[Saved entries]
※
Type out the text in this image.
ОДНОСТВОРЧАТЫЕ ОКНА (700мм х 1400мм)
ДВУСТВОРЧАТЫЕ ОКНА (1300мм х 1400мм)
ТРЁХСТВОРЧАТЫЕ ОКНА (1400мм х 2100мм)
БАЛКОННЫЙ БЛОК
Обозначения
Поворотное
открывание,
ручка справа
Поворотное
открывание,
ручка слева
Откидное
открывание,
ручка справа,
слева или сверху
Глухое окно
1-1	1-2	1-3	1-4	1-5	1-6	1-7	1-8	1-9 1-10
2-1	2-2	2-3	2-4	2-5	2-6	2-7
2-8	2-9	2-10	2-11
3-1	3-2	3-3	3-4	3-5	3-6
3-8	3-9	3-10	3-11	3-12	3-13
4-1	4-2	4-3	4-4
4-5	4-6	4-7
※
» EXERCISE BRIEF:
Return all of the data exactly as it reads.

» THE SOLUTION:
Type out the text in this image.
ОДНОСТВОРЧАТЫЕ ОКНА (700мм х 1400мм)
ДВУСТВОРЧАТЫЕ ОКНА (1300мм х 1400мм)
ТРЁХСТВОРЧАТЫЕ ОКНА (1400мм х 2100мм)
БАЛКОННЫЙ БЛОК
Обозначения
Поворотное
открывание,
ручка справа
Поворотное
открывание,
ручка слева
Откидное
открывание,
ручка справа,
слева или сверху
Глухое окно
1-1	1-2	1-3	1-4	1-5	1-6	1-7	1-8	1-9 1-10
2-1	2-2	2-3	2-4	2-5	2-6	2-7
2-8	2-9	2-10	2-11
3-1	3-2	3-3	3-4	3-5	3-6
3-8	3-9	3-10	3-11	3-12	3-13
4-1	4-2	4-3	4-4
4-5	4-6	4-7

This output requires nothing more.